▸ **Required work**:
The entries below should be quoted exactly, with no pictures carried over.

▸ **Data entries**:
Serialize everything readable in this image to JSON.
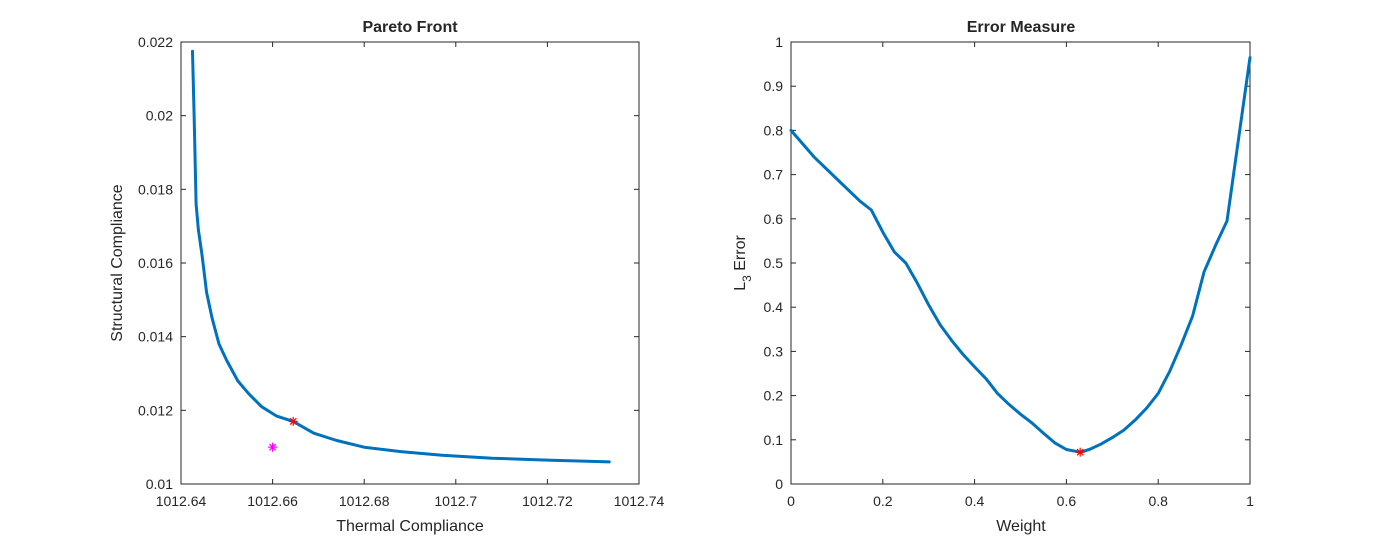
{
  "chart_data": [
    {
      "type": "line",
      "title": "Pareto Front",
      "xlabel": "Thermal Compliance",
      "ylabel": "Structural Compliance",
      "xlim": [
        1012.64,
        1012.74
      ],
      "ylim": [
        0.01,
        0.022
      ],
      "xticks": [
        1012.64,
        1012.66,
        1012.68,
        1012.7,
        1012.72,
        1012.74
      ],
      "xtick_labels": [
        "1012.64",
        "1012.66",
        "1012.68",
        "1012.7",
        "1012.72",
        "1012.74"
      ],
      "yticks": [
        0.01,
        0.012,
        0.014,
        0.016,
        0.018,
        0.02,
        0.022
      ],
      "ytick_labels": [
        "0.01",
        "0.012",
        "0.014",
        "0.016",
        "0.018",
        "0.02",
        "0.022"
      ],
      "grid": false,
      "series": [
        {
          "color": "#0072bd",
          "x": [
            1012.6425,
            1012.6429,
            1012.6433,
            1012.6438,
            1012.6446,
            1012.6456,
            1012.6468,
            1012.6483,
            1012.65,
            1012.6524,
            1012.6548,
            1012.6576,
            1012.6608,
            1012.6645,
            1012.669,
            1012.674,
            1012.68,
            1012.688,
            1012.697,
            1012.708,
            1012.72,
            1012.7335
          ],
          "y": [
            0.02175,
            0.0198,
            0.0176,
            0.0169,
            0.0162,
            0.0152,
            0.0145,
            0.0138,
            0.01335,
            0.0128,
            0.01245,
            0.0121,
            0.01185,
            0.0117,
            0.01138,
            0.01118,
            0.011,
            0.01088,
            0.01078,
            0.0107,
            0.01065,
            0.0106
          ]
        }
      ],
      "markers": [
        {
          "x": 1012.6645,
          "y": 0.0117,
          "color": "#ff0000",
          "symbol": "asterisk"
        },
        {
          "x": 1012.66,
          "y": 0.011,
          "color": "#ff00ff",
          "symbol": "asterisk"
        }
      ]
    },
    {
      "type": "line",
      "title": "Error Measure",
      "xlabel": "Weight",
      "ylabel_main": "L",
      "ylabel_sub": "3",
      "ylabel_rest": " Error",
      "xlim": [
        0,
        1
      ],
      "ylim": [
        0,
        1
      ],
      "xticks": [
        0,
        0.2,
        0.4,
        0.6,
        0.8,
        1
      ],
      "xtick_labels": [
        "0",
        "0.2",
        "0.4",
        "0.6",
        "0.8",
        "1"
      ],
      "yticks": [
        0,
        0.1,
        0.2,
        0.3,
        0.4,
        0.5,
        0.6,
        0.7,
        0.8,
        0.9,
        1
      ],
      "ytick_labels": [
        "0",
        "0.1",
        "0.2",
        "0.3",
        "0.4",
        "0.5",
        "0.6",
        "0.7",
        "0.8",
        "0.9",
        "1"
      ],
      "grid": false,
      "series": [
        {
          "color": "#0072bd",
          "x": [
            0,
            0.05,
            0.1,
            0.15,
            0.175,
            0.2,
            0.225,
            0.25,
            0.275,
            0.3,
            0.325,
            0.35,
            0.375,
            0.4,
            0.425,
            0.45,
            0.475,
            0.5,
            0.525,
            0.55,
            0.575,
            0.6,
            0.63,
            0.65,
            0.675,
            0.7,
            0.725,
            0.75,
            0.775,
            0.8,
            0.825,
            0.85,
            0.875,
            0.9,
            0.925,
            0.95,
            0.975,
            1
          ],
          "y": [
            0.8,
            0.74,
            0.69,
            0.64,
            0.62,
            0.57,
            0.525,
            0.5,
            0.455,
            0.405,
            0.36,
            0.325,
            0.293,
            0.265,
            0.238,
            0.205,
            0.18,
            0.158,
            0.138,
            0.115,
            0.093,
            0.078,
            0.072,
            0.078,
            0.09,
            0.105,
            0.122,
            0.145,
            0.172,
            0.205,
            0.255,
            0.315,
            0.38,
            0.48,
            0.54,
            0.595,
            0.78,
            0.965
          ]
        }
      ],
      "markers": [
        {
          "x": 0.63,
          "y": 0.072,
          "color": "#ff0000",
          "symbol": "asterisk"
        }
      ]
    }
  ]
}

▸ **Task response**:
Serialize everything readable in this image to JSON.
{
  "chart_data": [
    {
      "type": "line",
      "title": "Pareto Front",
      "xlabel": "Thermal Compliance",
      "ylabel": "Structural Compliance",
      "xlim": [
        1012.64,
        1012.74
      ],
      "ylim": [
        0.01,
        0.022
      ],
      "xticks": [
        1012.64,
        1012.66,
        1012.68,
        1012.7,
        1012.72,
        1012.74
      ],
      "xtick_labels": [
        "1012.64",
        "1012.66",
        "1012.68",
        "1012.7",
        "1012.72",
        "1012.74"
      ],
      "yticks": [
        0.01,
        0.012,
        0.014,
        0.016,
        0.018,
        0.02,
        0.022
      ],
      "ytick_labels": [
        "0.01",
        "0.012",
        "0.014",
        "0.016",
        "0.018",
        "0.02",
        "0.022"
      ],
      "grid": false,
      "series": [
        {
          "color": "#0072bd",
          "x": [
            1012.6425,
            1012.6429,
            1012.6433,
            1012.6438,
            1012.6446,
            1012.6456,
            1012.6468,
            1012.6483,
            1012.65,
            1012.6524,
            1012.6548,
            1012.6576,
            1012.6608,
            1012.6645,
            1012.669,
            1012.674,
            1012.68,
            1012.688,
            1012.697,
            1012.708,
            1012.72,
            1012.7335
          ],
          "y": [
            0.02175,
            0.0198,
            0.0176,
            0.0169,
            0.0162,
            0.0152,
            0.0145,
            0.0138,
            0.01335,
            0.0128,
            0.01245,
            0.0121,
            0.01185,
            0.0117,
            0.01138,
            0.01118,
            0.011,
            0.01088,
            0.01078,
            0.0107,
            0.01065,
            0.0106
          ]
        }
      ],
      "markers": [
        {
          "x": 1012.6645,
          "y": 0.0117,
          "color": "#ff0000",
          "symbol": "asterisk"
        },
        {
          "x": 1012.66,
          "y": 0.011,
          "color": "#ff00ff",
          "symbol": "asterisk"
        }
      ]
    },
    {
      "type": "line",
      "title": "Error Measure",
      "xlabel": "Weight",
      "ylabel_main": "L",
      "ylabel_sub": "3",
      "ylabel_rest": " Error",
      "xlim": [
        0,
        1
      ],
      "ylim": [
        0,
        1
      ],
      "xticks": [
        0,
        0.2,
        0.4,
        0.6,
        0.8,
        1
      ],
      "xtick_labels": [
        "0",
        "0.2",
        "0.4",
        "0.6",
        "0.8",
        "1"
      ],
      "yticks": [
        0,
        0.1,
        0.2,
        0.3,
        0.4,
        0.5,
        0.6,
        0.7,
        0.8,
        0.9,
        1
      ],
      "ytick_labels": [
        "0",
        "0.1",
        "0.2",
        "0.3",
        "0.4",
        "0.5",
        "0.6",
        "0.7",
        "0.8",
        "0.9",
        "1"
      ],
      "grid": false,
      "series": [
        {
          "color": "#0072bd",
          "x": [
            0,
            0.05,
            0.1,
            0.15,
            0.175,
            0.2,
            0.225,
            0.25,
            0.275,
            0.3,
            0.325,
            0.35,
            0.375,
            0.4,
            0.425,
            0.45,
            0.475,
            0.5,
            0.525,
            0.55,
            0.575,
            0.6,
            0.63,
            0.65,
            0.675,
            0.7,
            0.725,
            0.75,
            0.775,
            0.8,
            0.825,
            0.85,
            0.875,
            0.9,
            0.925,
            0.95,
            0.975,
            1
          ],
          "y": [
            0.8,
            0.74,
            0.69,
            0.64,
            0.62,
            0.57,
            0.525,
            0.5,
            0.455,
            0.405,
            0.36,
            0.325,
            0.293,
            0.265,
            0.238,
            0.205,
            0.18,
            0.158,
            0.138,
            0.115,
            0.093,
            0.078,
            0.072,
            0.078,
            0.09,
            0.105,
            0.122,
            0.145,
            0.172,
            0.205,
            0.255,
            0.315,
            0.38,
            0.48,
            0.54,
            0.595,
            0.78,
            0.965
          ]
        }
      ],
      "markers": [
        {
          "x": 0.63,
          "y": 0.072,
          "color": "#ff0000",
          "symbol": "asterisk"
        }
      ]
    }
  ]
}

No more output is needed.